- _Work instructions_
Find the lines holding the word "font" and collect them.

- _Records for the exercise_
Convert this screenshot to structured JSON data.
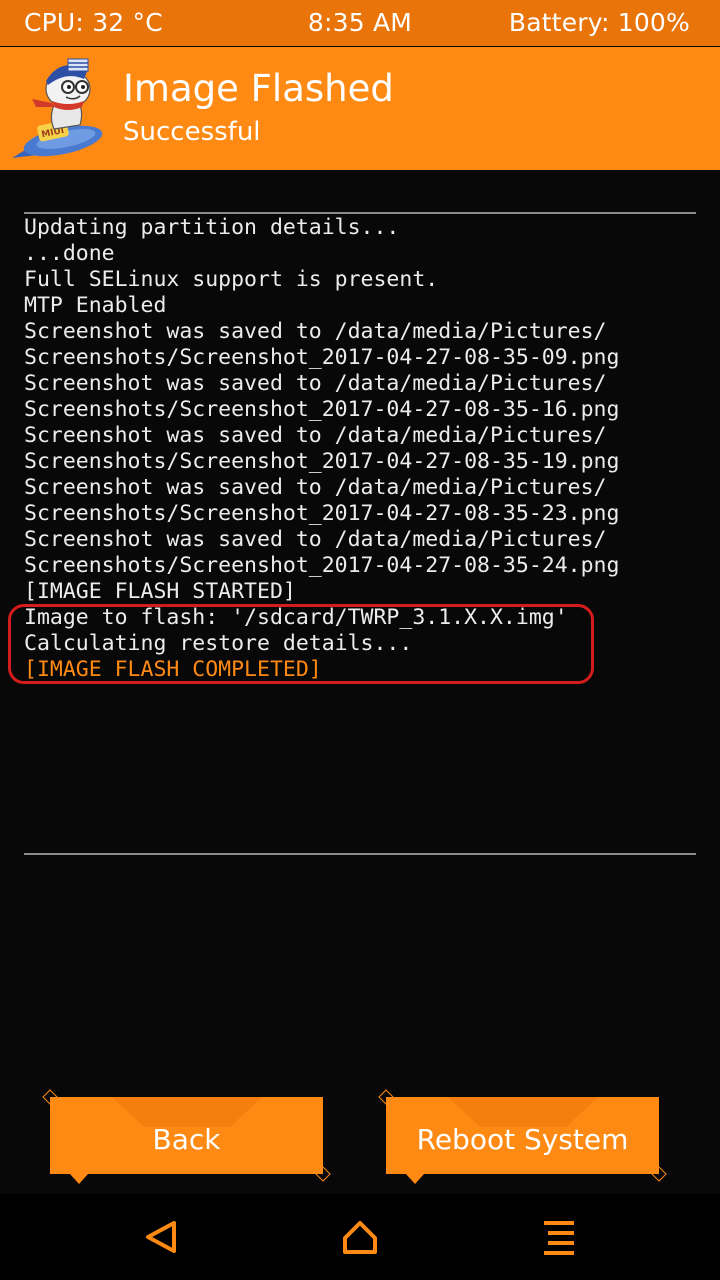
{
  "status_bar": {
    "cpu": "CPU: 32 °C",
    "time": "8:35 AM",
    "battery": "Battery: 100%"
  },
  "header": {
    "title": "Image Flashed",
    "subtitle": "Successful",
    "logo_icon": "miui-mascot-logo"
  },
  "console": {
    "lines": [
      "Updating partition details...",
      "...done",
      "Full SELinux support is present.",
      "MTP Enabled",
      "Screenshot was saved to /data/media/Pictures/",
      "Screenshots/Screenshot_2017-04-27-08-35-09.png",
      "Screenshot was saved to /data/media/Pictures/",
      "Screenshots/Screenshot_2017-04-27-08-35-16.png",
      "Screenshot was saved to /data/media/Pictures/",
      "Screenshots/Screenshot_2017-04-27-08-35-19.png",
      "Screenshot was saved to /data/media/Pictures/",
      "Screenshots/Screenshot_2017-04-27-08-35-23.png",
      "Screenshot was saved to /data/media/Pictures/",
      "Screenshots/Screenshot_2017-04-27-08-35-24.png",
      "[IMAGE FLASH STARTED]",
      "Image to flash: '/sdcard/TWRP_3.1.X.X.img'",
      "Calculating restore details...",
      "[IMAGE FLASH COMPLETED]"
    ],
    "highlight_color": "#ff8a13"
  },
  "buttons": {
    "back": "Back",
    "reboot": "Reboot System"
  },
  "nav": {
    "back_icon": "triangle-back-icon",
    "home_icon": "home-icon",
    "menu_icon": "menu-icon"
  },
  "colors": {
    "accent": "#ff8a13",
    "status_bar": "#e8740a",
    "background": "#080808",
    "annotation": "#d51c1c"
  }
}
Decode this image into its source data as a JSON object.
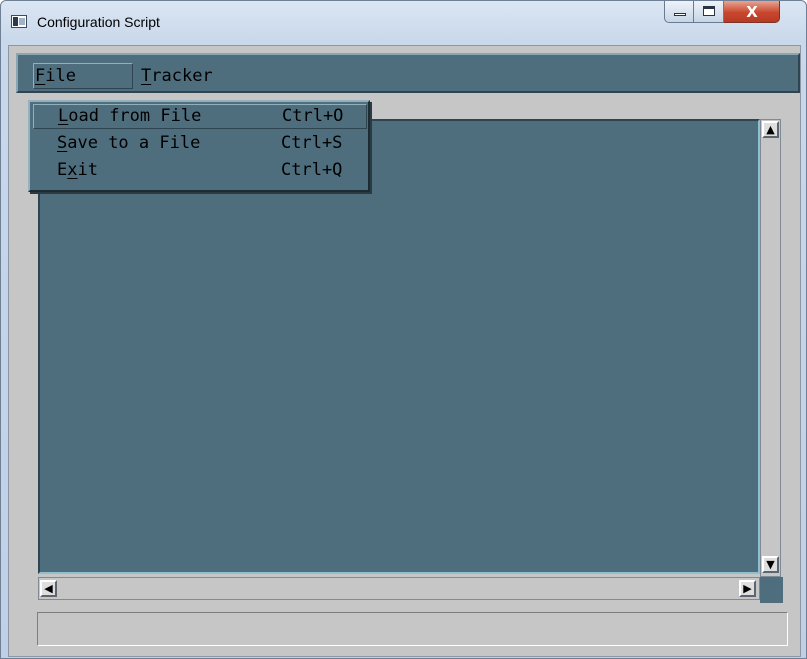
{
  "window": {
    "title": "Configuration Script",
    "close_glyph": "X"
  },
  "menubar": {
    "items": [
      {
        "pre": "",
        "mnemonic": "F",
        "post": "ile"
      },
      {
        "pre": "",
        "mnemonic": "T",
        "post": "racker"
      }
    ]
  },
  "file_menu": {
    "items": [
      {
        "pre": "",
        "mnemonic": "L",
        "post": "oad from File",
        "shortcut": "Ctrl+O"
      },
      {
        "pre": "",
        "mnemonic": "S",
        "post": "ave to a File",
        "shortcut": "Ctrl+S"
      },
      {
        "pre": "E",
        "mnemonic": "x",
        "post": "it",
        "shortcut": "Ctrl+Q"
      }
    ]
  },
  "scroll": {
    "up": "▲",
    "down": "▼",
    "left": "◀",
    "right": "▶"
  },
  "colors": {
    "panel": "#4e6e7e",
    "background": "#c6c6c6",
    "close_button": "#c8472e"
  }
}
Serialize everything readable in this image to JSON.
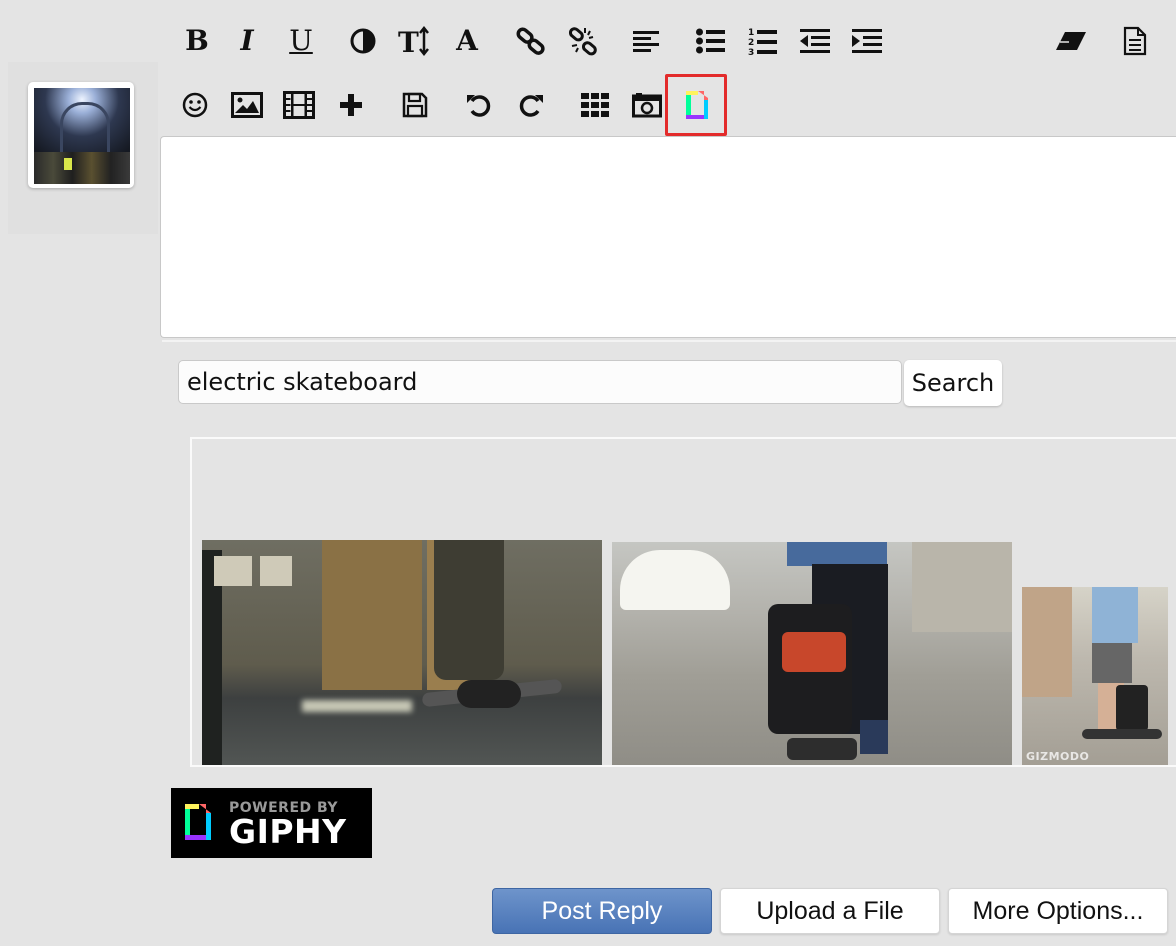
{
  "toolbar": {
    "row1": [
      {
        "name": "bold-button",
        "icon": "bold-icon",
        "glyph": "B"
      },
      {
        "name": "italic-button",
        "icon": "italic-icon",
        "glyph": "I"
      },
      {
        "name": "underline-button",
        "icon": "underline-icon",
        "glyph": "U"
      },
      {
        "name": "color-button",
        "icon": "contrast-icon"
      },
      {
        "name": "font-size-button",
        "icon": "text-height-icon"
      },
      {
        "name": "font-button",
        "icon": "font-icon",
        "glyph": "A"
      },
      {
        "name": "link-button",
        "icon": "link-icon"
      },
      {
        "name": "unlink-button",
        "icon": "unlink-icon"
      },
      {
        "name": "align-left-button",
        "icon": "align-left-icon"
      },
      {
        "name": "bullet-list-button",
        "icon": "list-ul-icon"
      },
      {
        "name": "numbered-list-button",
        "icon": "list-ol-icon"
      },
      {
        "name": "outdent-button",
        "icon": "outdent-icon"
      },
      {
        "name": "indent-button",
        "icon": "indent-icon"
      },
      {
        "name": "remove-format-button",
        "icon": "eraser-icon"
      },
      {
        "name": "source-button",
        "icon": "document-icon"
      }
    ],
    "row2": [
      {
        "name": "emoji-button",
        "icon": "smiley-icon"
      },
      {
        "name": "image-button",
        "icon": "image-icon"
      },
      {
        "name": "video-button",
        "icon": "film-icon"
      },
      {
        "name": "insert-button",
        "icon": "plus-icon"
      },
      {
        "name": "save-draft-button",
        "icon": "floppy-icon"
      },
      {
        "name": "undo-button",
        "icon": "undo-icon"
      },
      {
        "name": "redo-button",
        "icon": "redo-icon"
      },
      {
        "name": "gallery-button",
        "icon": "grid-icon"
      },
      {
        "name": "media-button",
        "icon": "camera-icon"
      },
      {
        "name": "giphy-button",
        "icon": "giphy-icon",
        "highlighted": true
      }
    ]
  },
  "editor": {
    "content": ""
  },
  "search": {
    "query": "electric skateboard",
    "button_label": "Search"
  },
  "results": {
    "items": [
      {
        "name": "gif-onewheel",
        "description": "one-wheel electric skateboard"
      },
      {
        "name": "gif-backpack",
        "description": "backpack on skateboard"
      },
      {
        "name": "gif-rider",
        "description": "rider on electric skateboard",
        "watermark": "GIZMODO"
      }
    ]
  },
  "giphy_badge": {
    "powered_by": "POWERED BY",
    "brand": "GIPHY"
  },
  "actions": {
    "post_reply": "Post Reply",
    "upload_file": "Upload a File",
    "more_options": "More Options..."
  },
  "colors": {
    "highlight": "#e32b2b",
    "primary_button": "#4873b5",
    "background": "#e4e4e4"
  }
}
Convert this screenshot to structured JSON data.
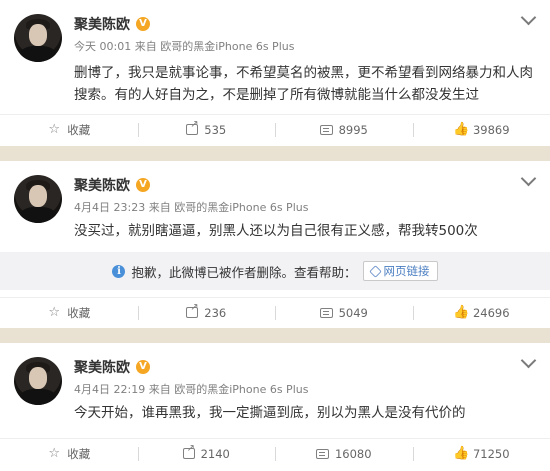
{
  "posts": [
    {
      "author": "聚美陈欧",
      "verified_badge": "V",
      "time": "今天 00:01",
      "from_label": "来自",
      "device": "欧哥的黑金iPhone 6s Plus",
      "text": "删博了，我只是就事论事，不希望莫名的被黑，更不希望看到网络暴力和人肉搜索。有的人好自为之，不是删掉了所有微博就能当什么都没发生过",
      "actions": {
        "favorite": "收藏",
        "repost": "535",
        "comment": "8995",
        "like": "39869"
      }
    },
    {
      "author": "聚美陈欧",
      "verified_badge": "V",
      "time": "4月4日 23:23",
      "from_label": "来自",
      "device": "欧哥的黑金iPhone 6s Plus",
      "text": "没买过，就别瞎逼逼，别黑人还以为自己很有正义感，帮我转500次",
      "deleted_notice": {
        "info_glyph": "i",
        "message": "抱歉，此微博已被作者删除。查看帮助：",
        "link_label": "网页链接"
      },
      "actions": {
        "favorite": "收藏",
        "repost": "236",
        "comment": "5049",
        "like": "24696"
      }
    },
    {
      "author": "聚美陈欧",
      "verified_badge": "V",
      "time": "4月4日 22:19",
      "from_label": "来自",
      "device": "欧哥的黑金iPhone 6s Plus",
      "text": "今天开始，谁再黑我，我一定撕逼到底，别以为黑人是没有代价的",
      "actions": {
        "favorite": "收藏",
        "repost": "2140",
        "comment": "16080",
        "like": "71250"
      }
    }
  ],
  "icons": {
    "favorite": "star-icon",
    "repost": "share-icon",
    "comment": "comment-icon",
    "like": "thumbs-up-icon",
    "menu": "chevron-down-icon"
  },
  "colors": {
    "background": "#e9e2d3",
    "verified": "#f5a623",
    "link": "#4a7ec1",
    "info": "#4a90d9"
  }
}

- _Right answer_
        "name": "font-size-button",
        "name": "font-button",
        "icon": "font-icon",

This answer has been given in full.